§ Task requirements
Pull out each line of the data that includes the word "Stop".

§ Data section

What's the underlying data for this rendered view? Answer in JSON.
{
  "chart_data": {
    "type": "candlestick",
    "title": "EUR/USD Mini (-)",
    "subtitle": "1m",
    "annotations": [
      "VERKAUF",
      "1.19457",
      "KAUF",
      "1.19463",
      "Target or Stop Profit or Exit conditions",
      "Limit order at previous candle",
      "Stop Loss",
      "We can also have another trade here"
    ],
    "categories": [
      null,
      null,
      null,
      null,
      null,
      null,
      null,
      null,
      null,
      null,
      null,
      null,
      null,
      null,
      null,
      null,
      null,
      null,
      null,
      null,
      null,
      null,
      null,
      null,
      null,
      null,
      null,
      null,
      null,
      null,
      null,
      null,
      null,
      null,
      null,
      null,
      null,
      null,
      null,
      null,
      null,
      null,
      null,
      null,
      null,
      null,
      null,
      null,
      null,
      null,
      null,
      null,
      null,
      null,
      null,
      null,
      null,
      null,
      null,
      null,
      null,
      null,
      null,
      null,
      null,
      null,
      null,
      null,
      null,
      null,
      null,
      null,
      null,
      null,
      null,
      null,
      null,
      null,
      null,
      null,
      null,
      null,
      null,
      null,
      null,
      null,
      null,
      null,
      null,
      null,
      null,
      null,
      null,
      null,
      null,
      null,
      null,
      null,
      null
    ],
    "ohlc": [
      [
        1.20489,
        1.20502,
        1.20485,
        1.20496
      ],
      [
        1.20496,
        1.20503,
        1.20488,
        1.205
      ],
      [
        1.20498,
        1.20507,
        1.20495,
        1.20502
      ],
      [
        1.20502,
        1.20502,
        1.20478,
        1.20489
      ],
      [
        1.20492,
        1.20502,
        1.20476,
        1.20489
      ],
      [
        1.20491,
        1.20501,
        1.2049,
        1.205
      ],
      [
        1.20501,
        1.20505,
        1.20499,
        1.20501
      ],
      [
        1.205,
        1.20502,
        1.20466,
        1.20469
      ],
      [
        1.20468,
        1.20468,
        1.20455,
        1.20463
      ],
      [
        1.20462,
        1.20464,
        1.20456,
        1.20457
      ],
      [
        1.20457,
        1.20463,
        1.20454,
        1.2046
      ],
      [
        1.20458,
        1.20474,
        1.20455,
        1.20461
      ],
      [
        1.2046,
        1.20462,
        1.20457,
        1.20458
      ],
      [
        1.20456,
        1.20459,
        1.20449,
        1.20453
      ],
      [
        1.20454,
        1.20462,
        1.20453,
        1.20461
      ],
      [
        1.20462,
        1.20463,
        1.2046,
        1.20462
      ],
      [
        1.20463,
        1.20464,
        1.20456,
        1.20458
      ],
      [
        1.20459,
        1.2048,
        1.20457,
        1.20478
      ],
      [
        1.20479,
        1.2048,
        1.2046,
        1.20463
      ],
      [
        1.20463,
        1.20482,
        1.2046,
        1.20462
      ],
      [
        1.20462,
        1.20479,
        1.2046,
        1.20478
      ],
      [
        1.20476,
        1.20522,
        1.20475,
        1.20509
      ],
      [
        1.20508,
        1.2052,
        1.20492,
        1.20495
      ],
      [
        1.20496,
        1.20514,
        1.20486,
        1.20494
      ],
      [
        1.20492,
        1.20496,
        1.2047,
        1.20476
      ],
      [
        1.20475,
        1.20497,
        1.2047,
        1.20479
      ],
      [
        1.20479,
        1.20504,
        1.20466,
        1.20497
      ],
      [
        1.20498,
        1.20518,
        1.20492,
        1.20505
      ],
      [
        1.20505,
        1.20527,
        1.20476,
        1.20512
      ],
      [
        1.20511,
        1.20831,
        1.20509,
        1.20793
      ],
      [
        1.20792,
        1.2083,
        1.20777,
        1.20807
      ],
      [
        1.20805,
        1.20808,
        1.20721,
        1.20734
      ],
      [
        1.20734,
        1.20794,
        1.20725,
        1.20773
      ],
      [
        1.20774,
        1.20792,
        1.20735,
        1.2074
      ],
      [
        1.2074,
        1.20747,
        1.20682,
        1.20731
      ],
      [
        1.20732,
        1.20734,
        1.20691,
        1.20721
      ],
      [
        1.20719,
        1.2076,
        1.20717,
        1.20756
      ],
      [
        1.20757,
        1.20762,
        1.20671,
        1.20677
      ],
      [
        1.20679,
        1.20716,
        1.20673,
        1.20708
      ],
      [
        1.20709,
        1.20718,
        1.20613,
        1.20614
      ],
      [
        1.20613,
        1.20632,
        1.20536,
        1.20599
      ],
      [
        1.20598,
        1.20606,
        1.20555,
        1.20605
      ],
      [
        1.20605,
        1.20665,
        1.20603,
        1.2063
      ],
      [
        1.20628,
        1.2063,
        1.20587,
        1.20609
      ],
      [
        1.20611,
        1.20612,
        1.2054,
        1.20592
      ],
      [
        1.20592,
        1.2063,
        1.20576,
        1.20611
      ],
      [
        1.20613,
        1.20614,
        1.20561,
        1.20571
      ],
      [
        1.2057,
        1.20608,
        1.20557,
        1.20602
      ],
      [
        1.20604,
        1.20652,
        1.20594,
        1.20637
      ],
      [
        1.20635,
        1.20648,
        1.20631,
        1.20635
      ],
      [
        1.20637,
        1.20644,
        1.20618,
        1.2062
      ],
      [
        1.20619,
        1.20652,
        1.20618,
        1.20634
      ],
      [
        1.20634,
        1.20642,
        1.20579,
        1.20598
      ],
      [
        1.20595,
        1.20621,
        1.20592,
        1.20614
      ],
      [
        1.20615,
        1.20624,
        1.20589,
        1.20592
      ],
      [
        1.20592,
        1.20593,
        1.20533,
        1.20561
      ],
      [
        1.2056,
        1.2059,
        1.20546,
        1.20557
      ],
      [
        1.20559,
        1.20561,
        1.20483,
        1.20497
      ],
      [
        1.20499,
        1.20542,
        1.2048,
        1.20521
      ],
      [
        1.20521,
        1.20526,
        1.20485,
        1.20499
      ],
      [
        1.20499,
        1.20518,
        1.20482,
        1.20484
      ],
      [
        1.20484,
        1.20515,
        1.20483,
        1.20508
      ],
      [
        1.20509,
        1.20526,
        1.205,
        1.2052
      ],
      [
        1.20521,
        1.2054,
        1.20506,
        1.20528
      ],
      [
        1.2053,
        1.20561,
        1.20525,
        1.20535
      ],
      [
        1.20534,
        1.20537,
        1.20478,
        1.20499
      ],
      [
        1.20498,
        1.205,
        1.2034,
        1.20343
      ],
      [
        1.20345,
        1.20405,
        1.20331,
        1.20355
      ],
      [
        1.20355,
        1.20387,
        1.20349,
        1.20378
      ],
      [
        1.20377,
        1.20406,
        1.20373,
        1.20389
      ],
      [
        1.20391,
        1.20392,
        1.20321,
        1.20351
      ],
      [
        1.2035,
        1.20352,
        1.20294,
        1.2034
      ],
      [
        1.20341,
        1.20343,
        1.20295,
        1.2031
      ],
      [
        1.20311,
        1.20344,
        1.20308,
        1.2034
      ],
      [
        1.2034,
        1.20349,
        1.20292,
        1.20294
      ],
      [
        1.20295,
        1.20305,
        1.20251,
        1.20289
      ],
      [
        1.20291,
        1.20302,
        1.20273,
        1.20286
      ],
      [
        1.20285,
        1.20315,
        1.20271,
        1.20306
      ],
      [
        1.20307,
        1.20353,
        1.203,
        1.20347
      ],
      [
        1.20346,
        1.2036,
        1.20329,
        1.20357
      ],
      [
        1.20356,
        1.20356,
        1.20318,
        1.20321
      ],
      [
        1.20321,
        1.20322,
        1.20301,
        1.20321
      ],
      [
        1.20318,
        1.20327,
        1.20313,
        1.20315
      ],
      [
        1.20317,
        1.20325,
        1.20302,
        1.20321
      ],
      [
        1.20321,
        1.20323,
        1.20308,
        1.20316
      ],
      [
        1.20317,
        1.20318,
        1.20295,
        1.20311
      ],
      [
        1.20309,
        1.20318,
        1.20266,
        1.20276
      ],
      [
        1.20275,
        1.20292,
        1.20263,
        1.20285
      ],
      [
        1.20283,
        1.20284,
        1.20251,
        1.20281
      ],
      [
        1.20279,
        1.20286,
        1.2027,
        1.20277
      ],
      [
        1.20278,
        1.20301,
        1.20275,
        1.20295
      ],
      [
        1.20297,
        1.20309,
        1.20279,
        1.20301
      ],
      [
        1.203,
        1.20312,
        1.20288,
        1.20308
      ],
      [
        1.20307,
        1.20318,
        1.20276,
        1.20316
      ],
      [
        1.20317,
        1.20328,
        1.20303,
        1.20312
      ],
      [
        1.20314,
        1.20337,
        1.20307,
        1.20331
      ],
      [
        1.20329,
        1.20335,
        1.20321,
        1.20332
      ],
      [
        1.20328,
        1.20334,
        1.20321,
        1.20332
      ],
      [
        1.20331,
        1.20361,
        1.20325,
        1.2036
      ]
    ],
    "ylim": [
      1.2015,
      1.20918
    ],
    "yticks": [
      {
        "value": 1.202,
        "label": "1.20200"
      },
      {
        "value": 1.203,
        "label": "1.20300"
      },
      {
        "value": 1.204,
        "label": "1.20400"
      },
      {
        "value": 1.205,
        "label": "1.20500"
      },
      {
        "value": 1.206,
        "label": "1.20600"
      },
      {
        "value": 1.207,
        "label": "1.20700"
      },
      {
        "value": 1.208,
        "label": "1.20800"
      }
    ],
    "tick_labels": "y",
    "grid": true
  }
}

§ Solution for this problem
      "Target or Stop Profit or Exit conditions",
      "Stop Loss",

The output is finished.